- _Material_

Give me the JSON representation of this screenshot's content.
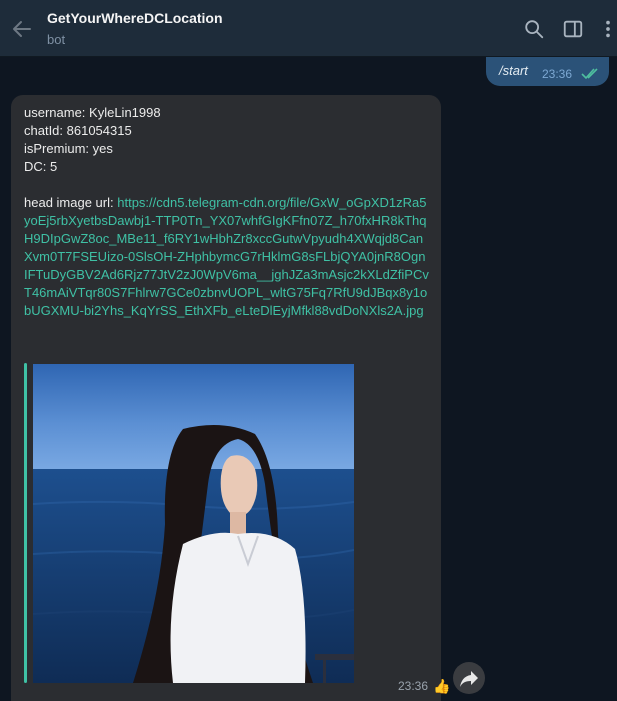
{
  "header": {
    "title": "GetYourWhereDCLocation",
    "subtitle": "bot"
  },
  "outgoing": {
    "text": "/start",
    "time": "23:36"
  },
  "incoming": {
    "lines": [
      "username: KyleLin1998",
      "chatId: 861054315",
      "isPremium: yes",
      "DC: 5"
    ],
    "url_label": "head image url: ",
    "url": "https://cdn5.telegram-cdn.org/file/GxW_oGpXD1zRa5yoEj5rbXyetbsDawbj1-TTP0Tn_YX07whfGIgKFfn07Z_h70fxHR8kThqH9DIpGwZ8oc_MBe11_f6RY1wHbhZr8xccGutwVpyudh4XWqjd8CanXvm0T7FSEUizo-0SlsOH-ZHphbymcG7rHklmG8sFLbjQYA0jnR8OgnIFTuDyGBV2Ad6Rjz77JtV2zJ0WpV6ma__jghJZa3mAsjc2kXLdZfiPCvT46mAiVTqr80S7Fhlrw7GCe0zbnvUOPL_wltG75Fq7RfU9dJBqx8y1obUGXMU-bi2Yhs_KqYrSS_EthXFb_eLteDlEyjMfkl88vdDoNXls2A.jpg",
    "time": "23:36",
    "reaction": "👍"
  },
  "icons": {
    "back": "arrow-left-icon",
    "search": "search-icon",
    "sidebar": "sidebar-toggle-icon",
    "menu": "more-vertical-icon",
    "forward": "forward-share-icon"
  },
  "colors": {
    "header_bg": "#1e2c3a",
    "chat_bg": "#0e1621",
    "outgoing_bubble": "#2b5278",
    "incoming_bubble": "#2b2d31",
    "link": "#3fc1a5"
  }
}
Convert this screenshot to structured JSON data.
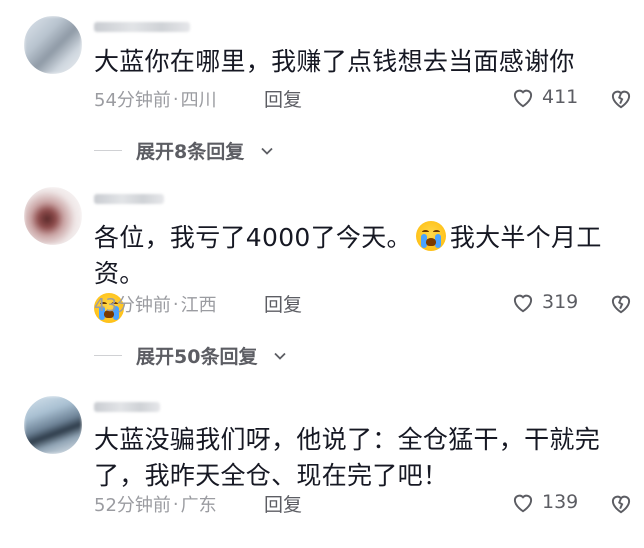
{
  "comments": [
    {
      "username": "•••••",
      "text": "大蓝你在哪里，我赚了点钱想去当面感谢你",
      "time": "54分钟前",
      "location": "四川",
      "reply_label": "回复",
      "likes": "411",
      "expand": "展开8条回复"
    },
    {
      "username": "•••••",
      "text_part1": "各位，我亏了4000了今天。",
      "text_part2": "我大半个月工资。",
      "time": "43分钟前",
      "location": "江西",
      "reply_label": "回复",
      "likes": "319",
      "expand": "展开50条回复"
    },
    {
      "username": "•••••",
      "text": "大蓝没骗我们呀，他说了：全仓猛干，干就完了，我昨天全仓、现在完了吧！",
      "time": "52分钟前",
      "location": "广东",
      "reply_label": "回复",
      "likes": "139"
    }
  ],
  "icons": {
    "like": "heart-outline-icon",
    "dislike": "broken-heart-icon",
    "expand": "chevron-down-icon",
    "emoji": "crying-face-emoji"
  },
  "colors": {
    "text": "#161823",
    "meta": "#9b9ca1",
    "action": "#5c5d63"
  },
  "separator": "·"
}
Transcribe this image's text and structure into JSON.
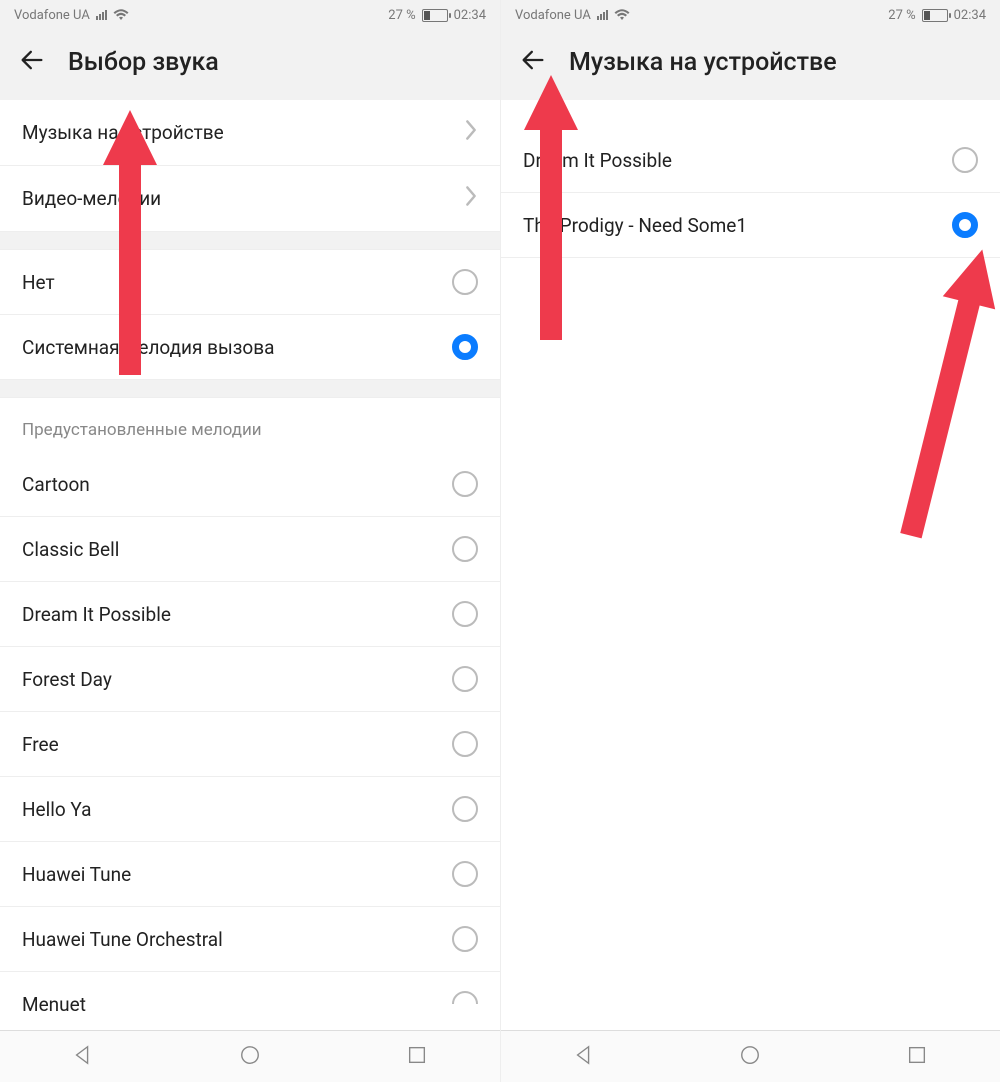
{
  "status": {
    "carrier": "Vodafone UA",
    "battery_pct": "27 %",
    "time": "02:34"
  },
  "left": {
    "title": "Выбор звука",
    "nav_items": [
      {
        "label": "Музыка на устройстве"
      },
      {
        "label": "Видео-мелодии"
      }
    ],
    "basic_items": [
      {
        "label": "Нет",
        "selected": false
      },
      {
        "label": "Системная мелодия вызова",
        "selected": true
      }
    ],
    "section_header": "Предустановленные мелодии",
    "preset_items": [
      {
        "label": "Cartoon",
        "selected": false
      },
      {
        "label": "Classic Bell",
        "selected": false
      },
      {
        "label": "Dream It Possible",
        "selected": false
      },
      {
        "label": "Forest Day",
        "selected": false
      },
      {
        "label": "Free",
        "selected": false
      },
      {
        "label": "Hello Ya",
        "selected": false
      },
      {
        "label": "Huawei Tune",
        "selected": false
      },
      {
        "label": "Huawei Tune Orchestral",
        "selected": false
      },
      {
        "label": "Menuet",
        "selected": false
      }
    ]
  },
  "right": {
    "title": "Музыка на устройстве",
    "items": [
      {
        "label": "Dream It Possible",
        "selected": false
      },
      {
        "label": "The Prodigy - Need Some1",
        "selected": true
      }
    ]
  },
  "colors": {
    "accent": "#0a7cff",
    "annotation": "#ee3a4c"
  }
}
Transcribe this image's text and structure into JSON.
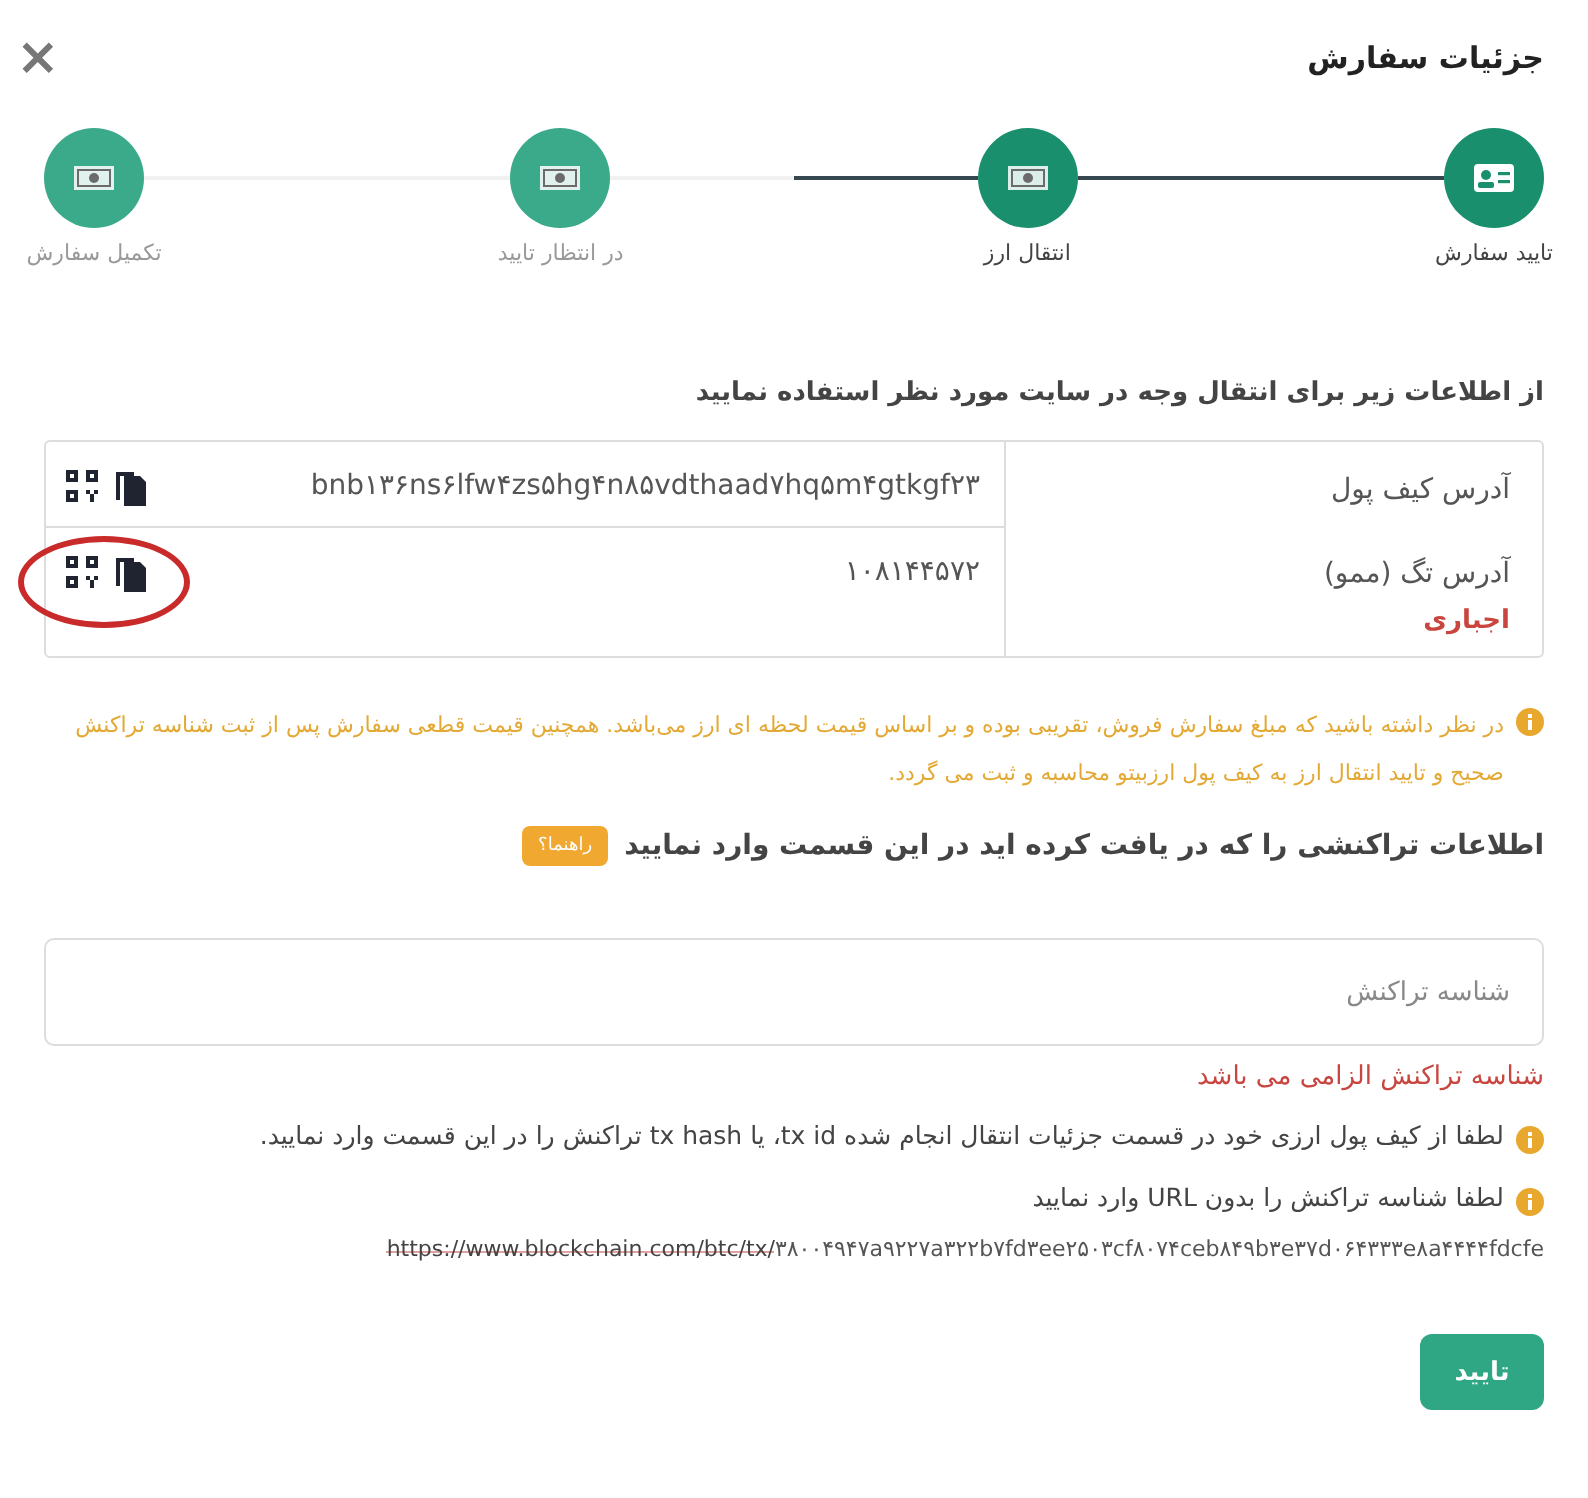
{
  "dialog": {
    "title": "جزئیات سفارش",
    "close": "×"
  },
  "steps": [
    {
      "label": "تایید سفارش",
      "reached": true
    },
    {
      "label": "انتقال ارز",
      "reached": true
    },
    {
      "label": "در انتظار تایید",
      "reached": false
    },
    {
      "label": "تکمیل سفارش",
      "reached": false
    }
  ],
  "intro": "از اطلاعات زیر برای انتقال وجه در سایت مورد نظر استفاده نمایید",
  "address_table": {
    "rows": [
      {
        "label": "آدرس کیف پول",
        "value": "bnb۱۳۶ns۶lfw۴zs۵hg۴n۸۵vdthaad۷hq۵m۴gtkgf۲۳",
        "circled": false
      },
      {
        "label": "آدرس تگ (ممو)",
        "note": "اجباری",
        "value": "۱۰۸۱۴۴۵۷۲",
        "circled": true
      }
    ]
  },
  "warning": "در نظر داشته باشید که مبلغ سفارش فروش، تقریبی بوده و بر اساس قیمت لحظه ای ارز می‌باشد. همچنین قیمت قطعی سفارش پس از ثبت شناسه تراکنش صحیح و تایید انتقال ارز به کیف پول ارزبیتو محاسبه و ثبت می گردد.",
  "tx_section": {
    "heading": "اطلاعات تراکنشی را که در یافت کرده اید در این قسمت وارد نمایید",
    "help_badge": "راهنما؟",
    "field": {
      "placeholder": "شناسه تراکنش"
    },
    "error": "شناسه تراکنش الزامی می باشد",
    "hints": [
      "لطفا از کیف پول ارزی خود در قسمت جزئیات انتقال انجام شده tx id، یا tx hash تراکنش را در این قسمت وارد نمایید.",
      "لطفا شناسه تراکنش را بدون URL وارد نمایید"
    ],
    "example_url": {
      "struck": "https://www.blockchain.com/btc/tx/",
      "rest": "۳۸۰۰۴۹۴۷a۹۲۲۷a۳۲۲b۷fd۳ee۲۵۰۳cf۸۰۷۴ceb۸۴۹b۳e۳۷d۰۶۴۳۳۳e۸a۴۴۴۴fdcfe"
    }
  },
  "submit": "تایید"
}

- _Exercise objective_
Select every line of the records holding the string "Музыка".

- _Response to the task_
        "label": "Музыка на устройстве"
    "title": "Музыка на устройстве",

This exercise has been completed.